**TO BE DONE**
Check every line of the entries below for the word "stopy", and copy the ones that have it.

**RECORDS SHOWN**
···

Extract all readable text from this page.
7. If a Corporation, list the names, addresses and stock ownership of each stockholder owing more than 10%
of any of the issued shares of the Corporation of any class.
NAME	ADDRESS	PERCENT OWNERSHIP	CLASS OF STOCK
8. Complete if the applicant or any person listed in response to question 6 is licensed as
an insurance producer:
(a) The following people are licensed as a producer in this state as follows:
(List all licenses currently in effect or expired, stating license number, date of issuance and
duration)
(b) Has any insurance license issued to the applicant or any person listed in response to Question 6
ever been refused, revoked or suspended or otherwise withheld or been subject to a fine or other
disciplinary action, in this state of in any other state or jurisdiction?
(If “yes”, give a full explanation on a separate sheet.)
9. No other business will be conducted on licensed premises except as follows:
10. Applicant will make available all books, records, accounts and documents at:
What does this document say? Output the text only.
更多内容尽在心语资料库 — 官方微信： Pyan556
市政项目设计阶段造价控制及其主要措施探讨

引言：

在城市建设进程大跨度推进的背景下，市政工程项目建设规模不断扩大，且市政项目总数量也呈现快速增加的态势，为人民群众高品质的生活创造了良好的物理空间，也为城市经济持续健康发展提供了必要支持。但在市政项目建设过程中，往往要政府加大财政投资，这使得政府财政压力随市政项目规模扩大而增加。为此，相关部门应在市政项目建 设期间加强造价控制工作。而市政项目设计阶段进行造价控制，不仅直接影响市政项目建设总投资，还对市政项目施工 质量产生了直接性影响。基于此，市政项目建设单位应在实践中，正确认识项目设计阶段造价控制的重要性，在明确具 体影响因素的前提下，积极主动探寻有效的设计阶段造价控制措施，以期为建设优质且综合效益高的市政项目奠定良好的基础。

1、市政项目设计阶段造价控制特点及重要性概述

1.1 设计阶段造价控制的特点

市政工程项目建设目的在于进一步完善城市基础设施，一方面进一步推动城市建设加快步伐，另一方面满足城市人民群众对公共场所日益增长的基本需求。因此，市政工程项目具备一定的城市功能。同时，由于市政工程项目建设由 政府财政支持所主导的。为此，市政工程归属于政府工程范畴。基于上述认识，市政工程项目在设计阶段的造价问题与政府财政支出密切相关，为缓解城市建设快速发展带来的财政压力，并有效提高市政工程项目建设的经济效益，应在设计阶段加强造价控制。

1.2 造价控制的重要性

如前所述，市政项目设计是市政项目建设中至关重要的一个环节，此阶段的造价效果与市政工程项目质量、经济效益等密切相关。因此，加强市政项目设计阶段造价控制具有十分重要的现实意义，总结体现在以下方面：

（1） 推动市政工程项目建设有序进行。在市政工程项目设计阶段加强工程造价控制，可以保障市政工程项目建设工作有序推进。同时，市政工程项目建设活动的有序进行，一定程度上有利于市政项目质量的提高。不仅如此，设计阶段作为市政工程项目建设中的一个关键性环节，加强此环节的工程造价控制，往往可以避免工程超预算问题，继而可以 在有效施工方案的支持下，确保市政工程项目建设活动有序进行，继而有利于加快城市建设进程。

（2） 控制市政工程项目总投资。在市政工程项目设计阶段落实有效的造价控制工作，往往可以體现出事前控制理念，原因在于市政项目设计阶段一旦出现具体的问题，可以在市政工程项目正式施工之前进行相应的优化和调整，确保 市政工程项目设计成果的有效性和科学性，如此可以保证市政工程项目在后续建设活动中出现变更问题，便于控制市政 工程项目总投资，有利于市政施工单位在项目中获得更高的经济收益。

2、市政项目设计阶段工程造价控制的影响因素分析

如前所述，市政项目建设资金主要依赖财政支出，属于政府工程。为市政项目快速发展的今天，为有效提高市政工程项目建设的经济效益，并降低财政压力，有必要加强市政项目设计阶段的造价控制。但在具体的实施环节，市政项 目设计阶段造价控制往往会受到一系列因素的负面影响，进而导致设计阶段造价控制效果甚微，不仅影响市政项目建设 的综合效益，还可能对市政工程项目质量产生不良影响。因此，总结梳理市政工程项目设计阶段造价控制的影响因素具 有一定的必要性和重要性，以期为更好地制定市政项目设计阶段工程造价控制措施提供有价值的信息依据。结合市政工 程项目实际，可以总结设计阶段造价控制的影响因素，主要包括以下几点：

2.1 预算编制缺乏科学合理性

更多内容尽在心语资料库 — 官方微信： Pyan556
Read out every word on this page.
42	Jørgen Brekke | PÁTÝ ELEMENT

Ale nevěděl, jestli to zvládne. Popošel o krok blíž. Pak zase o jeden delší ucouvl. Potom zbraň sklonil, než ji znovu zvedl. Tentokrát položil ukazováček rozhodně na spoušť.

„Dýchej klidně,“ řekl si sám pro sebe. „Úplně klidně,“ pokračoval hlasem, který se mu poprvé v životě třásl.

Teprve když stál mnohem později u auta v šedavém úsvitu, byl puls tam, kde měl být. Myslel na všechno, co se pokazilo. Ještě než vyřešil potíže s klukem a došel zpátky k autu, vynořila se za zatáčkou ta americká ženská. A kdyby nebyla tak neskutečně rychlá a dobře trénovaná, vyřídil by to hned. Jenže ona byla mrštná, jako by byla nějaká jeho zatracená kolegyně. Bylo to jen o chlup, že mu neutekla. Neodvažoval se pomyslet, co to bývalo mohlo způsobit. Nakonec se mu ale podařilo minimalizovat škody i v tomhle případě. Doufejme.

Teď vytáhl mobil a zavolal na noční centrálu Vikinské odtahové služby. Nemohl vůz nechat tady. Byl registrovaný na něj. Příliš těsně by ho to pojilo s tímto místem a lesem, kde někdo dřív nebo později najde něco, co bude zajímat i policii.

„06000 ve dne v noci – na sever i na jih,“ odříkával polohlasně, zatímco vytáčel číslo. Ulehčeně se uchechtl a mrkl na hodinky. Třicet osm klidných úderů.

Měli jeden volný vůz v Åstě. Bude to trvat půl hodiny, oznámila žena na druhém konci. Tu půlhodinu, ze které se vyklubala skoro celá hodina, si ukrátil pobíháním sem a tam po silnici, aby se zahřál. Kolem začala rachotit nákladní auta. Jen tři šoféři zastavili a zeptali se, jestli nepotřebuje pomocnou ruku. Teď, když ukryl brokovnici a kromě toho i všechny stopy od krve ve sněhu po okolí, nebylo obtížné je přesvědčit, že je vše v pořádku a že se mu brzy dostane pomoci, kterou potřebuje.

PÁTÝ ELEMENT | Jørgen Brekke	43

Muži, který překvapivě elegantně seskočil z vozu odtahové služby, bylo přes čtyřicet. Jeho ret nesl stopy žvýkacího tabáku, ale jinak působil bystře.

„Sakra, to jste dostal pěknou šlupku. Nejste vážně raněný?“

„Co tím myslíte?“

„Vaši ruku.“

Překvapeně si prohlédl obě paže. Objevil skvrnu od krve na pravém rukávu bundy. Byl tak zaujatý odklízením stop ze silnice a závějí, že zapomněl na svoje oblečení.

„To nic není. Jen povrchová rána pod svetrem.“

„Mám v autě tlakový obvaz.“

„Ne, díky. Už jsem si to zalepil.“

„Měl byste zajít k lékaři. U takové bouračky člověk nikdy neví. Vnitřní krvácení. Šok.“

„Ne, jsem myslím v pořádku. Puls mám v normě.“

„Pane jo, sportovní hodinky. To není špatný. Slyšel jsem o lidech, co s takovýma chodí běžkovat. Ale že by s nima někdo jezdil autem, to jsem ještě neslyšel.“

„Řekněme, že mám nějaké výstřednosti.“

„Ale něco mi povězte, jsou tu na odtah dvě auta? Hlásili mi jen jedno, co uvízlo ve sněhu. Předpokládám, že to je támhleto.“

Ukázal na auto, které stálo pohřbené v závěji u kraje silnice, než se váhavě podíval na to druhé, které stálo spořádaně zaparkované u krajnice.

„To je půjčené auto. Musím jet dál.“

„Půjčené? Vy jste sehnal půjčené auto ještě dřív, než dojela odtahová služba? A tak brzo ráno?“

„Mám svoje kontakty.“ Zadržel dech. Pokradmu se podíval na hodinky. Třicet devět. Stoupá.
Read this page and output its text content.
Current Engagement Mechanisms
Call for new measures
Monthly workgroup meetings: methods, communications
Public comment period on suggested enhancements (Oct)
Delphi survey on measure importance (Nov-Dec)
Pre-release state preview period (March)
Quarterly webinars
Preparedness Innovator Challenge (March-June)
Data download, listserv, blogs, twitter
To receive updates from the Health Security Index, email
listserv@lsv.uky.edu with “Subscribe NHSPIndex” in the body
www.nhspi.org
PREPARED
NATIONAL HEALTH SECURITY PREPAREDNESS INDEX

···

**RESULT FOR THIS TASK**
Měli jeden volný vůz v Åstě. Bude to trvat půl hodiny, oznámila žena na druhém konci. Tu půlhodinu, ze které se vyklubala skoro celá hodina, si ukrátil pobíháním sem a tam po silnici, aby se zahřál. Kolem začala rachotit nákladní auta. Jen tři šoféři zastavili a zeptali se, jestli nepotřebuje pomocnou ruku. Teď, když ukryl brokovnici a kromě toho i všechny stopy od krve ve sněhu po okolí, nebylo obtížné je přesvědčit, že je vše v pořádku a že se mu brzy dostane pomoci, kterou potřebuje.
Muži, který překvapivě elegantně seskočil z vozu odtahové služby, bylo přes čtyřicet. Jeho ret nesl stopy žvýkacího tabáku, ale jinak působil bystře.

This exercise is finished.